▶ TEXT PROVIDED:
- Opening Delimiter -
Nearly one in three attempts to hijack Anthropic’s newest AI browser agent succeeded before safeguards kicked in. That is not a rumor from a red-team Slack channel. It is a number Anthropic printed in its own system card.
The company released the Claude Opus 4.8 system card on May 28, spanning 244 pages and covering four agentic surfaces. The pre-safeguard hijack rate for the browser agent clocked in at 31.5%. To put that in plain terms: if a malicious actor pointed a prompt injection attack at the model while it was browsing the web, the attack worked roughly a third of the time, assuming no defensive layers were active.
The transparency gap across frontier labs
Here’s the thing. That 31.5% figure looks bad in isolation. But Anthropic is the only frontier lab that actually gave security professionals a concrete number to work with this spring.
OpenAI published a prompt injection disclosure that covered only one surface: connectors. Google moved the entire subject out of its model card and into a broader safety framework document, effectively diluting the specificity. Meta shipped no closed-model card at all.
- Closing Delimiter -
▶ AVAILABLE DATA:
- Opening Delimiter -
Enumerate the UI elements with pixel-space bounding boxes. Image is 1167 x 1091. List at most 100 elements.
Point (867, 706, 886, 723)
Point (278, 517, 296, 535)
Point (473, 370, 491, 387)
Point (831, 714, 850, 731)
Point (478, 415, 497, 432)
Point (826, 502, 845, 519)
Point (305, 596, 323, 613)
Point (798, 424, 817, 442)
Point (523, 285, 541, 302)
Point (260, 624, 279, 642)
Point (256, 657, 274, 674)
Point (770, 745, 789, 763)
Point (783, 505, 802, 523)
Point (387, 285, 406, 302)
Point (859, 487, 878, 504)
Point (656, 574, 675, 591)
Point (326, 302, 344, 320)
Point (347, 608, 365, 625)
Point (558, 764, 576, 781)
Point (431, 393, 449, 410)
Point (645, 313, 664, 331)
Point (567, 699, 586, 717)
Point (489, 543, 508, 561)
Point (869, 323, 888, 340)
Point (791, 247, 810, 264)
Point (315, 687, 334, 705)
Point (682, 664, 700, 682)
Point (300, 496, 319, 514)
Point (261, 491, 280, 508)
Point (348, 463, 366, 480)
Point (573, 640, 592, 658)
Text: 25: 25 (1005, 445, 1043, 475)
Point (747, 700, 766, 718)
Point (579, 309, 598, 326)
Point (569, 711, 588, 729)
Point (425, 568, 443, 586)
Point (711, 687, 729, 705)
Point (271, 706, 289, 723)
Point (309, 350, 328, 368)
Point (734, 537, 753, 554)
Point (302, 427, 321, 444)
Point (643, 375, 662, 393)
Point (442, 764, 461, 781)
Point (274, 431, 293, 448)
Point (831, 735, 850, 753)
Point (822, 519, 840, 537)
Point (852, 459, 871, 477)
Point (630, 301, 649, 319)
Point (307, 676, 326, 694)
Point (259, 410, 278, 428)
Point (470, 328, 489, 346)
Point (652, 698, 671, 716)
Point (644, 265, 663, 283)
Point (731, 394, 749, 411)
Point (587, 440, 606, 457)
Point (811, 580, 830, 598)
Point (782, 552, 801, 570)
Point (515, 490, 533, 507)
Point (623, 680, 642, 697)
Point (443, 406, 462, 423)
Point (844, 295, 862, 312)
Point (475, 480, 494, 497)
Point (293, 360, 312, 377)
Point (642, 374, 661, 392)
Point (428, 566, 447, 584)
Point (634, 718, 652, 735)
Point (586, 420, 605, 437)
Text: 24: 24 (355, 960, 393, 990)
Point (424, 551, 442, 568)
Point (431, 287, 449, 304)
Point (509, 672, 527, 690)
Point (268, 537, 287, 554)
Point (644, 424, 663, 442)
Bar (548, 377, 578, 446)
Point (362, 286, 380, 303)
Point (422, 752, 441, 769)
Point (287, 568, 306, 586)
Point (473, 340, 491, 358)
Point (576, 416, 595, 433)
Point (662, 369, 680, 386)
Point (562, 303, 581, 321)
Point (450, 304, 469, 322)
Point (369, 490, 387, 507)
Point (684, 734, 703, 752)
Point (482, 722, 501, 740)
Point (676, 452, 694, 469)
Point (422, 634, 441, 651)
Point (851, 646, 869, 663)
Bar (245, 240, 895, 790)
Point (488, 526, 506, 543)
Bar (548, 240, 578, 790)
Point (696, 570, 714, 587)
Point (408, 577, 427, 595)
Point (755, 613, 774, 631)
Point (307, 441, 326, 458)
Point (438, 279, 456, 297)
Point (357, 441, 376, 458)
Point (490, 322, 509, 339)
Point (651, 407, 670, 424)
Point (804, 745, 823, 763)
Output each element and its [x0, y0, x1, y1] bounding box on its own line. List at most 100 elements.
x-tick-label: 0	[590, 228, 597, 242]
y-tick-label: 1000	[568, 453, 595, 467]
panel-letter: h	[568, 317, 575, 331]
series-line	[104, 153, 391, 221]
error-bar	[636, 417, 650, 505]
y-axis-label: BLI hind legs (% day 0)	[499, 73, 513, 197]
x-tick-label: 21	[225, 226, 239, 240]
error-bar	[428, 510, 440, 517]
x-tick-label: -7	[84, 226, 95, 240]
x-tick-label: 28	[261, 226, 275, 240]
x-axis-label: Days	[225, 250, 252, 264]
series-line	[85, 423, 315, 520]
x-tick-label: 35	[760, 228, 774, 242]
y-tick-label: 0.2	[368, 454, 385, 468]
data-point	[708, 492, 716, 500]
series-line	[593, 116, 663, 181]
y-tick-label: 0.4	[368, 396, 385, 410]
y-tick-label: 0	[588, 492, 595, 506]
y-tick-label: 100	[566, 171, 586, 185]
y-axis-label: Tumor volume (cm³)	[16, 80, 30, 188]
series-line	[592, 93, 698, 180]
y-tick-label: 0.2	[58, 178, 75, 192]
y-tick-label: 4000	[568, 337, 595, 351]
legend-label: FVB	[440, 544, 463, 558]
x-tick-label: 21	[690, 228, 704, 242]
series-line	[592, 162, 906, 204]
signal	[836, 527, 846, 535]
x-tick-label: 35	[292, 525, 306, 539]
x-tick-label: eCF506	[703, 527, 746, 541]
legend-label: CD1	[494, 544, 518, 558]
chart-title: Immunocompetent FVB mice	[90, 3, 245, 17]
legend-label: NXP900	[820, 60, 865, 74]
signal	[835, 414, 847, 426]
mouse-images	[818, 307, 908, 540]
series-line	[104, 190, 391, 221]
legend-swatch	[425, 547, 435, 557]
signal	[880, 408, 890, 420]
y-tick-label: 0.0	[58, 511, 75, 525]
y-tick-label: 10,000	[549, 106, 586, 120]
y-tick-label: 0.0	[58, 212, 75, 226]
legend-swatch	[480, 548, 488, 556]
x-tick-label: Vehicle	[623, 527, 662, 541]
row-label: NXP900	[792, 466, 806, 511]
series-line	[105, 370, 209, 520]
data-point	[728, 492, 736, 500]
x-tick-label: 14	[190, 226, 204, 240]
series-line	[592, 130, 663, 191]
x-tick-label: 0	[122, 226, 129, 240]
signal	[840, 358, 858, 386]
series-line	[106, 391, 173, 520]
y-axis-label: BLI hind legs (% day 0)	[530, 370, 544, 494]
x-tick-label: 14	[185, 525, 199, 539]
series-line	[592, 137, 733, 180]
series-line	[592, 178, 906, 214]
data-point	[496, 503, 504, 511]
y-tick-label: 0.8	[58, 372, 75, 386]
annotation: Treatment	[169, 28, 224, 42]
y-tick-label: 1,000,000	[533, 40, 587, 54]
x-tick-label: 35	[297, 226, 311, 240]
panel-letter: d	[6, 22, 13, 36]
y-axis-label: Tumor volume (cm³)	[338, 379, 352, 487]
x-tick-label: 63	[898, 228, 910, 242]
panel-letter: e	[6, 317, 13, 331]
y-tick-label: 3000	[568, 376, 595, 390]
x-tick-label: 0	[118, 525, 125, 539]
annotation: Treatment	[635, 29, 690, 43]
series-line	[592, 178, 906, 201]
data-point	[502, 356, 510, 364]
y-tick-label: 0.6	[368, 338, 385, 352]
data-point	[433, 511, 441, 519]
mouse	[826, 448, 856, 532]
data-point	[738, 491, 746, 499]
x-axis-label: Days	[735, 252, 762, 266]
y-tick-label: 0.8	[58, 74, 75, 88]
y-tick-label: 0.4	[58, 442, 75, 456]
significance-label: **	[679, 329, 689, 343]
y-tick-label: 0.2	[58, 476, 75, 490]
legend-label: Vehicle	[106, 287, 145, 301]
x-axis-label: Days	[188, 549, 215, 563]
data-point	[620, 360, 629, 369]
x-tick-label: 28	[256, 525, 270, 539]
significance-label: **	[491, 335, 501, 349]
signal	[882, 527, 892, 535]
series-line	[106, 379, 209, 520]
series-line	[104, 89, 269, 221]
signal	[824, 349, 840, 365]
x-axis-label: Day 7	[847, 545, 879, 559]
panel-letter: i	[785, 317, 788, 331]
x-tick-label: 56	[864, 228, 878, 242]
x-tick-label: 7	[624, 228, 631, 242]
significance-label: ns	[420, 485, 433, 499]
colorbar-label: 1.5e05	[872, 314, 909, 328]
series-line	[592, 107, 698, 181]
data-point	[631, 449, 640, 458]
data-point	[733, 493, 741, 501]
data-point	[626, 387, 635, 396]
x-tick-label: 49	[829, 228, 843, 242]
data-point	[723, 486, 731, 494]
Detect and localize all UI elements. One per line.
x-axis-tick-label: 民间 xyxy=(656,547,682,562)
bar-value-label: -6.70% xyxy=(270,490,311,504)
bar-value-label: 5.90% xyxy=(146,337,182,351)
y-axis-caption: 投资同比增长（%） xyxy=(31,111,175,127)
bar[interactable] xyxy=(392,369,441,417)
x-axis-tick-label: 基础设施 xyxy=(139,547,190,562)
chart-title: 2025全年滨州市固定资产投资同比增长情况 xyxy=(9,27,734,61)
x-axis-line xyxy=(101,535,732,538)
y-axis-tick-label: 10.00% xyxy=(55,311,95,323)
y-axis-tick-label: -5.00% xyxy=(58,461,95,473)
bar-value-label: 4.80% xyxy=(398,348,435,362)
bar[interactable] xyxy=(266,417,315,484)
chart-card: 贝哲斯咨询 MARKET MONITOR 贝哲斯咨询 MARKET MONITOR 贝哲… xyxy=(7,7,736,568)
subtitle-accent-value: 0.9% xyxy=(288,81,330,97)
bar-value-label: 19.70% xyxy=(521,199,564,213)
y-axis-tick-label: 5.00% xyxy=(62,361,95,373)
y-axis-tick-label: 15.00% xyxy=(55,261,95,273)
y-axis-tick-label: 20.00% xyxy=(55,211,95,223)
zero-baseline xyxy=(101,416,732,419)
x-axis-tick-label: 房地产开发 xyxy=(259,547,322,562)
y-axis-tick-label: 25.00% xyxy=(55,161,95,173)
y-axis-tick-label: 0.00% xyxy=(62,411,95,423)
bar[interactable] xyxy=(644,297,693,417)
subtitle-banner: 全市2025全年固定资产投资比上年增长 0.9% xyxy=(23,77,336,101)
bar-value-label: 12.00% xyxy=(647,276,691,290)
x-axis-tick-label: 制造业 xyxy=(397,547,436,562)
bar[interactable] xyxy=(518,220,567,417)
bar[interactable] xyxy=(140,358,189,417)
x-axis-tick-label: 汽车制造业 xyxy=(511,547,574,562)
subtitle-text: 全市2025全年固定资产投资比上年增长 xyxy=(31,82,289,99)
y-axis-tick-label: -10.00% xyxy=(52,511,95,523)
- Closing Delimiter -
▶ PROBLEM REQUIREMENTS: From the text on the Claude Opus 4.8 hijack rate, reproduce word for word the part between "OpenAI published a" and "card at all.", inclusive.

▶ SOLUTION TO THE PROBLEM:
OpenAI published a prompt injection disclosure that covered only one surface: connectors. Google moved the entire subject out of its model card and into a broader safety framework document, effectively diluting the specificity. Meta shipped no closed-model card at all.